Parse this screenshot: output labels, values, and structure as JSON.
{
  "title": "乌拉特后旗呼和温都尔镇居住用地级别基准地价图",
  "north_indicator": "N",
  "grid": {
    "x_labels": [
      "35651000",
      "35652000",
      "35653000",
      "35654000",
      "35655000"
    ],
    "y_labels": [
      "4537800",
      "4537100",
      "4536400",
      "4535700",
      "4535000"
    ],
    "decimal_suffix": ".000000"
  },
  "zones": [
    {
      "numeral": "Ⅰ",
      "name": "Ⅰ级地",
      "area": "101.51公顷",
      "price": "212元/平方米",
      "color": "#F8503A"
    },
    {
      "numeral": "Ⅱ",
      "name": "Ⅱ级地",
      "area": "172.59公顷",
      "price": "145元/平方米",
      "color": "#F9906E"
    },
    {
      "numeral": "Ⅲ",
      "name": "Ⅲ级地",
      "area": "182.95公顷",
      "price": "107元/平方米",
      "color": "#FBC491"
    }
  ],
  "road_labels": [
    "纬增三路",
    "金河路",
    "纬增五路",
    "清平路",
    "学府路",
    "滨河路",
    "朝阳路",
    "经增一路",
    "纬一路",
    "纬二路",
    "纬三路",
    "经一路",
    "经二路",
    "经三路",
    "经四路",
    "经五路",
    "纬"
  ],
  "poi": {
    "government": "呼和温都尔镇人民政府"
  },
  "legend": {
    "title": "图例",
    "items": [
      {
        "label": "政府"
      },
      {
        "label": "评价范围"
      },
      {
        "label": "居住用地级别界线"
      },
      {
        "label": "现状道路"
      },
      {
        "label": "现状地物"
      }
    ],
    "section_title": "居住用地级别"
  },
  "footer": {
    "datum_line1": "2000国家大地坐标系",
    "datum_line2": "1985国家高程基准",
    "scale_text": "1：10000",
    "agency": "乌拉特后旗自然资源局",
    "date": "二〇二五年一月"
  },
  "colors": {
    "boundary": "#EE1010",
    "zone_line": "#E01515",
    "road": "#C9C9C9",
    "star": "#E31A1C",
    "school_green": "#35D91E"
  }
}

» **TASK STATEMENT**
Extract the full listing and reproduce each line exactly.

» **REPLY TO THE EXERCISE**
Parse this screenshot: output labels, values, and structure as JSON.
{
  "title": "乌拉特后旗呼和温都尔镇居住用地级别基准地价图",
  "north_indicator": "N",
  "grid": {
    "x_labels": [
      "35651000",
      "35652000",
      "35653000",
      "35654000",
      "35655000"
    ],
    "y_labels": [
      "4537800",
      "4537100",
      "4536400",
      "4535700",
      "4535000"
    ],
    "decimal_suffix": ".000000"
  },
  "zones": [
    {
      "numeral": "Ⅰ",
      "name": "Ⅰ级地",
      "area": "101.51公顷",
      "price": "212元/平方米",
      "color": "#F8503A"
    },
    {
      "numeral": "Ⅱ",
      "name": "Ⅱ级地",
      "area": "172.59公顷",
      "price": "145元/平方米",
      "color": "#F9906E"
    },
    {
      "numeral": "Ⅲ",
      "name": "Ⅲ级地",
      "area": "182.95公顷",
      "price": "107元/平方米",
      "color": "#FBC491"
    }
  ],
  "road_labels": [
    "纬增三路",
    "金河路",
    "纬增五路",
    "清平路",
    "学府路",
    "滨河路",
    "朝阳路",
    "经增一路",
    "纬一路",
    "纬二路",
    "纬三路",
    "经一路",
    "经二路",
    "经三路",
    "经四路",
    "经五路",
    "纬"
  ],
  "poi": {
    "government": "呼和温都尔镇人民政府"
  },
  "legend": {
    "title": "图例",
    "items": [
      {
        "label": "政府"
      },
      {
        "label": "评价范围"
      },
      {
        "label": "居住用地级别界线"
      },
      {
        "label": "现状道路"
      },
      {
        "label": "现状地物"
      }
    ],
    "section_title": "居住用地级别"
  },
  "footer": {
    "datum_line1": "2000国家大地坐标系",
    "datum_line2": "1985国家高程基准",
    "scale_text": "1：10000",
    "agency": "乌拉特后旗自然资源局",
    "date": "二〇二五年一月"
  },
  "colors": {
    "boundary": "#EE1010",
    "zone_line": "#E01515",
    "road": "#C9C9C9",
    "star": "#E31A1C",
    "school_green": "#35D91E"
  }
}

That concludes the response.